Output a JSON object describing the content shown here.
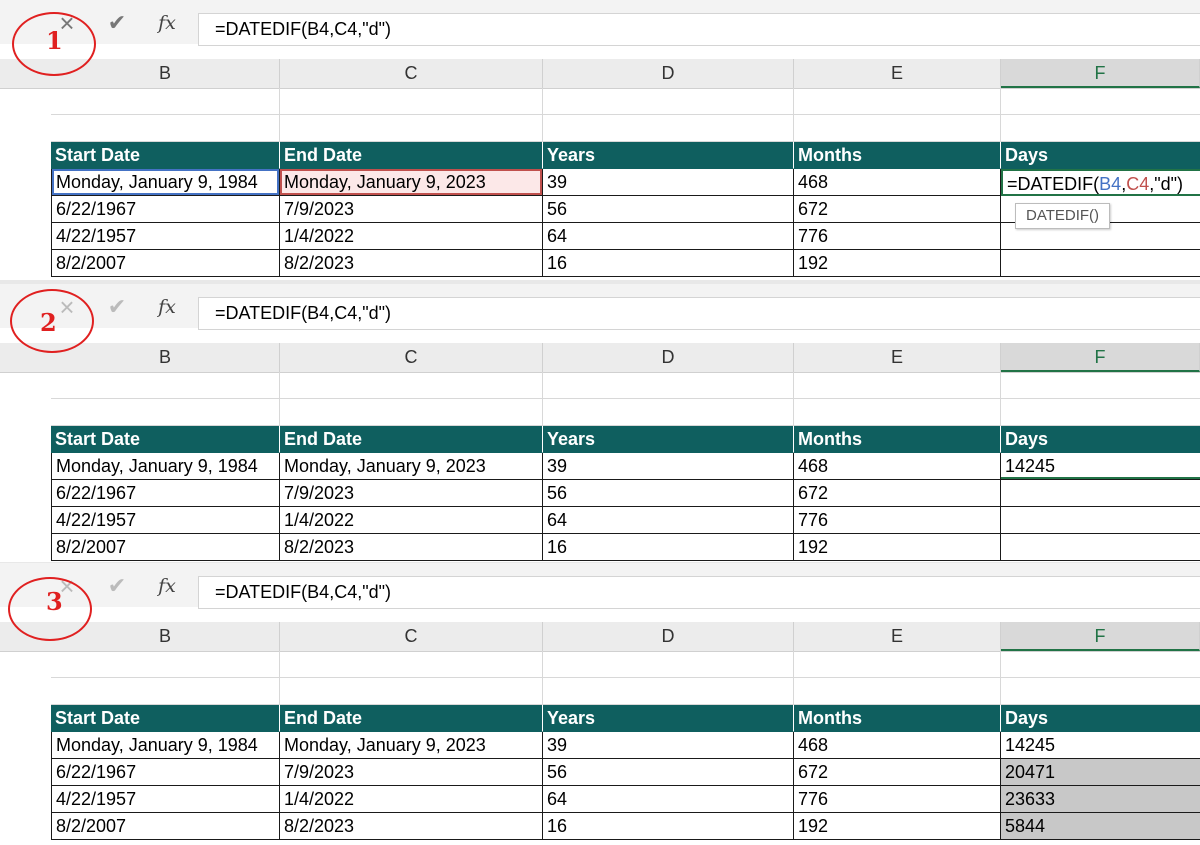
{
  "formula": "=DATEDIF(B4,C4,\"d\")",
  "formula_parts": {
    "prefix": "=DATEDIF(",
    "ref1": "B4",
    "comma": ",",
    "ref2": "C4",
    "suffix": ",\"d\")"
  },
  "icons": {
    "cancel": "×",
    "enter": "✔",
    "fx": "fx"
  },
  "tooltip": "DATEDIF()",
  "columns": [
    "B",
    "C",
    "D",
    "E",
    "F"
  ],
  "headers": [
    "Start Date",
    "End Date",
    "Years",
    "Months",
    "Days"
  ],
  "rows": [
    [
      "Monday, January 9, 1984",
      "Monday, January 9, 2023",
      "39",
      "468"
    ],
    [
      "6/22/1967",
      "7/9/2023",
      "56",
      "672"
    ],
    [
      "4/22/1957",
      "1/4/2022",
      "64",
      "776"
    ],
    [
      "8/2/2007",
      "8/2/2023",
      "16",
      "192"
    ]
  ],
  "days_results": [
    "14245",
    "20471",
    "23633",
    "5844"
  ],
  "steps": [
    "1",
    "2",
    "3"
  ],
  "colors": {
    "header_fill": "#0f5f5f",
    "accent_green": "#217346",
    "step_red": "#e02020",
    "ref_blue": "#4472c4",
    "ref_red": "#c0504d"
  }
}
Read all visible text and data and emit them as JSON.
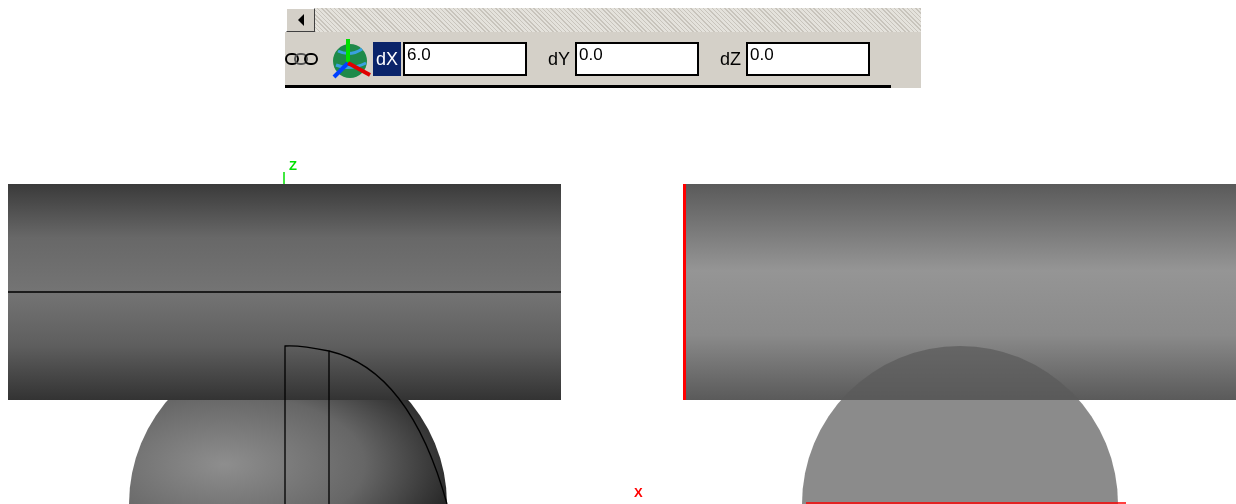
{
  "toolbar": {
    "fields": [
      {
        "label": "dX",
        "value": "6.0",
        "selected": true
      },
      {
        "label": "dY",
        "value": "0.0",
        "selected": false
      },
      {
        "label": "dZ",
        "value": "0.0",
        "selected": false
      }
    ]
  },
  "viewport": {
    "axis_labels": [
      {
        "text": "Z",
        "color": "#00e000"
      },
      {
        "text": "X",
        "color": "#ff0000"
      }
    ]
  }
}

- [Requirement] Of all the lines above, how many contain the word "Monday"? Give the number and nothing else.

- [Written answer] 2